Task details: Below are some records; retype all of them exactly.
-- Start Data supplied --
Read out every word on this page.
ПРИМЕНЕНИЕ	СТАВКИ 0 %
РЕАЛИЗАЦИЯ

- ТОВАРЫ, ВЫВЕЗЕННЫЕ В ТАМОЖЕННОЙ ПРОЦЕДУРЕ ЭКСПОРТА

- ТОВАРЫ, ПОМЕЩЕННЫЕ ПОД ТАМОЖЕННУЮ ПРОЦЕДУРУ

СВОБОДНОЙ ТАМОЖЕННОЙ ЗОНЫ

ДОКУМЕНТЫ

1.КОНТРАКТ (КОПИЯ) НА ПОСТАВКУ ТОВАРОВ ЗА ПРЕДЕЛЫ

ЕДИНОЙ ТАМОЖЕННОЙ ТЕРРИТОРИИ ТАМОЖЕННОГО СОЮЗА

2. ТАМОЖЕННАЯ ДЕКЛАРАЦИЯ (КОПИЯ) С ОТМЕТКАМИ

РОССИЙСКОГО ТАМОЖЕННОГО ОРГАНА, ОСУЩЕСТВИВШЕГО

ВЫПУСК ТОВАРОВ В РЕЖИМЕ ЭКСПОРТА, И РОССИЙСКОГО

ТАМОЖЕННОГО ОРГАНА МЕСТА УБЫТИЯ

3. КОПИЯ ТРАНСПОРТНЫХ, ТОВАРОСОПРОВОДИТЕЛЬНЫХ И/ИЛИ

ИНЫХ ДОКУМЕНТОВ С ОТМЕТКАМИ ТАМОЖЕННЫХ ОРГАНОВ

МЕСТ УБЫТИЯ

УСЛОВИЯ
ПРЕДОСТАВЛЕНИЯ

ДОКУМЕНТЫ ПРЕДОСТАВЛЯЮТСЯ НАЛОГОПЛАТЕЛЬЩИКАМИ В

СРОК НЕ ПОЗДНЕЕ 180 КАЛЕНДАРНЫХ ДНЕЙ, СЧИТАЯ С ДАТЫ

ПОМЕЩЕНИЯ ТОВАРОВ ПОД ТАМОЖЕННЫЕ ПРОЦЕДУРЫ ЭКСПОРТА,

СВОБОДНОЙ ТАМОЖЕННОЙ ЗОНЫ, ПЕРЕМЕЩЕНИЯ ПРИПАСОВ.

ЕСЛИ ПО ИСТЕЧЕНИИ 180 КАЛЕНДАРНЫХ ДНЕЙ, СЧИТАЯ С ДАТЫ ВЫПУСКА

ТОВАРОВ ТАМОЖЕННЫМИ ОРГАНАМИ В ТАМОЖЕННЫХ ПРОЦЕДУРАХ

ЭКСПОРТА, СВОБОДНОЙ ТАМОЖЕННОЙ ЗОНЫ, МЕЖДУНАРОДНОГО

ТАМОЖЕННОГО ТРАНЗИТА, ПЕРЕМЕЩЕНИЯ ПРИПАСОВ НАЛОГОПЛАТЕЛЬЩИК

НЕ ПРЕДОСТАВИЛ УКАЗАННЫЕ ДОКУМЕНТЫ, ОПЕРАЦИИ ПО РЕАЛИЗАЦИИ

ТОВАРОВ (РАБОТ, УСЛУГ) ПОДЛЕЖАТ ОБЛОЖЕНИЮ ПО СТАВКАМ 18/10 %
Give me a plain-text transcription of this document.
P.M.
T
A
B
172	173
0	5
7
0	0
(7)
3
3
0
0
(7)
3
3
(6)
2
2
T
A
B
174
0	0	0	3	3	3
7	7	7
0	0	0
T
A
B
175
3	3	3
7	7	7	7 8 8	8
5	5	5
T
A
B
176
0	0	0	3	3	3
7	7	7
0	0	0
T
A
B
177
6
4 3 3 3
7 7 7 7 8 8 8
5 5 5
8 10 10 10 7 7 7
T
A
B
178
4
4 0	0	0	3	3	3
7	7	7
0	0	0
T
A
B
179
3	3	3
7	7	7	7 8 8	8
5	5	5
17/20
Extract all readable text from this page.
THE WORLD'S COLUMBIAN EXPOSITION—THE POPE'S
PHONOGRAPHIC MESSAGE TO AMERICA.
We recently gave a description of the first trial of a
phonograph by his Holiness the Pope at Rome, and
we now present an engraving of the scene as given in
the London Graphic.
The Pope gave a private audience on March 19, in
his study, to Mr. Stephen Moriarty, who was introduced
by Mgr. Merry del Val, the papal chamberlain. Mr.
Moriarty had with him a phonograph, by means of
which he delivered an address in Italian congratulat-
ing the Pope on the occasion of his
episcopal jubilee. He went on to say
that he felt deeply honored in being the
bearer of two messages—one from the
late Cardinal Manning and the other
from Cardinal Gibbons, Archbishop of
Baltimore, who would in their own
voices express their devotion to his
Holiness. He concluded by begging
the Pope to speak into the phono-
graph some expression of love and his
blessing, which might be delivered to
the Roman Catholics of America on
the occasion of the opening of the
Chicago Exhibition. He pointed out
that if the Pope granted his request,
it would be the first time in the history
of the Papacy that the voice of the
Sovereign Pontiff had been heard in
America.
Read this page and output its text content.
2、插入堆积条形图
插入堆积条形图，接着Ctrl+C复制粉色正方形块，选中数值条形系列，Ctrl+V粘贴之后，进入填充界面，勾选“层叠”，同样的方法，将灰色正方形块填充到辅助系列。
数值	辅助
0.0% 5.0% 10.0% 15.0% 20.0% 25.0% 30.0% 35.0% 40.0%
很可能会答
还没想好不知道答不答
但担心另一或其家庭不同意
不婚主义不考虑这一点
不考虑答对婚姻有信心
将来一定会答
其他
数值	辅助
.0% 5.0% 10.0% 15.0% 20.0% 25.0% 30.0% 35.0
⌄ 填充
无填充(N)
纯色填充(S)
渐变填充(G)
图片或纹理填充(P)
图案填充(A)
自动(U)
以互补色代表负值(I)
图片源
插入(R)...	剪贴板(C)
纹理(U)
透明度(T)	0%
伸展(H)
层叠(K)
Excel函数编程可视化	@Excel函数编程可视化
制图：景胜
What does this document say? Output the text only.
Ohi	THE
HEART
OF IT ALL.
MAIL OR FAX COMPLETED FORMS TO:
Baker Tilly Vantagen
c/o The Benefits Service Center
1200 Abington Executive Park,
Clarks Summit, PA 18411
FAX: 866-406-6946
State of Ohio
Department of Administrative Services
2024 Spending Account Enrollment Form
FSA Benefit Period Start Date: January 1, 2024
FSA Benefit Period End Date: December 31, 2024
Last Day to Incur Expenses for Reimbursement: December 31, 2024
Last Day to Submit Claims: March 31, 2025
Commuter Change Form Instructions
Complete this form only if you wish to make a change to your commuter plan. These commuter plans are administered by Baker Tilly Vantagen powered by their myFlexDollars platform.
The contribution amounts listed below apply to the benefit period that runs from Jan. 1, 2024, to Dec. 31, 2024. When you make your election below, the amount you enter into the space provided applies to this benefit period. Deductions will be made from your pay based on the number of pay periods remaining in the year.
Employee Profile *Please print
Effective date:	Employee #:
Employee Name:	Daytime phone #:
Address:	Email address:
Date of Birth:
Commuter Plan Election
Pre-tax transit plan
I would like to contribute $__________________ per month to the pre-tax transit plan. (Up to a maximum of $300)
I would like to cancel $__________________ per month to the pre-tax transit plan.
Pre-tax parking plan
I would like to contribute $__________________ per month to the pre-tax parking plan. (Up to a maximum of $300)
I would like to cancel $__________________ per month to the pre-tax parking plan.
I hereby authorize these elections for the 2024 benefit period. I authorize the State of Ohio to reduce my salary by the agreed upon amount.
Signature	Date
-- End Data supplied --
Response to this exercise:
Read out every word on this page.
ПРИМЕНЕНИЕ	СТАВКИ 0 %
РЕАЛИЗАЦИЯ

- ТОВАРЫ, ВЫВЕЗЕННЫЕ В ТАМОЖЕННОЙ ПРОЦЕДУРЕ ЭКСПОРТА

- ТОВАРЫ, ПОМЕЩЕННЫЕ ПОД ТАМОЖЕННУЮ ПРОЦЕДУРУ

СВОБОДНОЙ ТАМОЖЕННОЙ ЗОНЫ

ДОКУМЕНТЫ

1.КОНТРАКТ (КОПИЯ) НА ПОСТАВКУ ТОВАРОВ ЗА ПРЕДЕЛЫ

ЕДИНОЙ ТАМОЖЕННОЙ ТЕРРИТОРИИ ТАМОЖЕННОГО СОЮЗА

2. ТАМОЖЕННАЯ ДЕКЛАРАЦИЯ (КОПИЯ) С ОТМЕТКАМИ

РОССИЙСКОГО ТАМОЖЕННОГО ОРГАНА, ОСУЩЕСТВИВШЕГО

ВЫПУСК ТОВАРОВ В РЕЖИМЕ ЭКСПОРТА, И РОССИЙСКОГО

ТАМОЖЕННОГО ОРГАНА МЕСТА УБЫТИЯ

3. КОПИЯ ТРАНСПОРТНЫХ, ТОВАРОСОПРОВОДИТЕЛЬНЫХ И/ИЛИ

ИНЫХ ДОКУМЕНТОВ С ОТМЕТКАМИ ТАМОЖЕННЫХ ОРГАНОВ

МЕСТ УБЫТИЯ

УСЛОВИЯ
ПРЕДОСТАВЛЕНИЯ

ДОКУМЕНТЫ ПРЕДОСТАВЛЯЮТСЯ НАЛОГОПЛАТЕЛЬЩИКАМИ В

СРОК НЕ ПОЗДНЕЕ 180 КАЛЕНДАРНЫХ ДНЕЙ, СЧИТАЯ С ДАТЫ

ПОМЕЩЕНИЯ ТОВАРОВ ПОД ТАМОЖЕННЫЕ ПРОЦЕДУРЫ ЭКСПОРТА,

СВОБОДНОЙ ТАМОЖЕННОЙ ЗОНЫ, ПЕРЕМЕЩЕНИЯ ПРИПАСОВ.

ЕСЛИ ПО ИСТЕЧЕНИИ 180 КАЛЕНДАРНЫХ ДНЕЙ, СЧИТАЯ С ДАТЫ ВЫПУСКА

ТОВАРОВ ТАМОЖЕННЫМИ ОРГАНАМИ В ТАМОЖЕННЫХ ПРОЦЕДУРАХ

ЭКСПОРТА, СВОБОДНОЙ ТАМОЖЕННОЙ ЗОНЫ, МЕЖДУНАРОДНОГО

ТАМОЖЕННОГО ТРАНЗИТА, ПЕРЕМЕЩЕНИЯ ПРИПАСОВ НАЛОГОПЛАТЕЛЬЩИК

НЕ ПРЕДОСТАВИЛ УКАЗАННЫЕ ДОКУМЕНТЫ, ОПЕРАЦИИ ПО РЕАЛИЗАЦИИ

ТОВАРОВ (РАБОТ, УСЛУГ) ПОДЛЕЖАТ ОБЛОЖЕНИЮ ПО СТАВКАМ 18/10 %
Give me a plain-text transcription of this document.
P.M.
T
A
B
172	173
0	5
7
0	0
(7)
3
3
0
0
(7)
3
3
(6)
2
2
T
A
B
174
0	0	0	3	3	3
7	7	7
0	0	0
T
A
B
175
3	3	3
7	7	7	7 8 8	8
5	5	5
T
A
B
176
0	0	0	3	3	3
7	7	7
0	0	0
T
A
B
177
6
4 3 3 3
7 7 7 7 8 8 8
5 5 5
8 10 10 10 7 7 7
T
A
B
178
4
4 0	0	0	3	3	3
7	7	7
0	0	0
T
A
B
179
3	3	3
7	7	7	7 8 8	8
5	5	5
17/20
Extract all readable text from this page.
THE WORLD'S COLUMBIAN EXPOSITION—THE POPE'S
PHONOGRAPHIC MESSAGE TO AMERICA.
We recently gave a description of the first trial of a
phonograph by his Holiness the Pope at Rome, and
we now present an engraving of the scene as given in
the London Graphic.
The Pope gave a private audience on March 19, in
his study, to Mr. Stephen Moriarty, who was introduced
by Mgr. Merry del Val, the papal chamberlain. Mr.
Moriarty had with him a phonograph, by means of
which he delivered an address in Italian congratulat-
ing the Pope on the occasion of his
episcopal jubilee. He went on to say
that he felt deeply honored in being the
bearer of two messages—one from the
late Cardinal Manning and the other
from Cardinal Gibbons, Archbishop of
Baltimore, who would in their own
voices express their devotion to his
Holiness. He concluded by begging
the Pope to speak into the phono-
graph some expression of love and his
blessing, which might be delivered to
the Roman Catholics of America on
the occasion of the opening of the
Chicago Exhibition. He pointed out
that if the Pope granted his request,
it would be the first time in the history
of the Papacy that the voice of the
Sovereign Pontiff had been heard in
America.
Read this page and output its text content.
2、插入堆积条形图
插入堆积条形图，接着Ctrl+C复制粉色正方形块，选中数值条形系列，Ctrl+V粘贴之后，进入填充界面，勾选“层叠”，同样的方法，将灰色正方形块填充到辅助系列。
数值	辅助
0.0% 5.0% 10.0% 15.0% 20.0% 25.0% 30.0% 35.0% 40.0%
很可能会答
还没想好不知道答不答
但担心另一或其家庭不同意
不婚主义不考虑这一点
不考虑答对婚姻有信心
将来一定会答
其他
数值	辅助
.0% 5.0% 10.0% 15.0% 20.0% 25.0% 30.0% 35.0
⌄ 填充
无填充(N)
纯色填充(S)
渐变填充(G)
图片或纹理填充(P)
图案填充(A)
自动(U)
以互补色代表负值(I)
图片源
插入(R)...	剪贴板(C)
纹理(U)
透明度(T)	0%
伸展(H)
层叠(K)
Excel函数编程可视化	@Excel函数编程可视化
制图：景胜
What does this document say? Output the text only.
Ohi	THE
HEART
OF IT ALL.
MAIL OR FAX COMPLETED FORMS TO:
Baker Tilly Vantagen
c/o The Benefits Service Center
1200 Abington Executive Park,
Clarks Summit, PA 18411
FAX: 866-406-6946
State of Ohio
Department of Administrative Services
2024 Spending Account Enrollment Form
FSA Benefit Period Start Date: January 1, 2024
FSA Benefit Period End Date: December 31, 2024
Last Day to Incur Expenses for Reimbursement: December 31, 2024
Last Day to Submit Claims: March 31, 2025
Commuter Change Form Instructions
Complete this form only if you wish to make a change to your commuter plan. These commuter plans are administered by Baker Tilly Vantagen powered by their myFlexDollars platform.
The contribution amounts listed below apply to the benefit period that runs from Jan. 1, 2024, to Dec. 31, 2024. When you make your election below, the amount you enter into the space provided applies to this benefit period. Deductions will be made from your pay based on the number of pay periods remaining in the year.
Employee Profile *Please print
Effective date:	Employee #:
Employee Name:	Daytime phone #:
Address:	Email address:
Date of Birth:
Commuter Plan Election
Pre-tax transit plan
I would like to contribute $__________________ per month to the pre-tax transit plan. (Up to a maximum of $300)
I would like to cancel $__________________ per month to the pre-tax transit plan.
Pre-tax parking plan
I would like to contribute $__________________ per month to the pre-tax parking plan. (Up to a maximum of $300)
I would like to cancel $__________________ per month to the pre-tax parking plan.
I hereby authorize these elections for the 2024 benefit period. I authorize the State of Ohio to reduce my salary by the agreed upon amount.
Signature	Date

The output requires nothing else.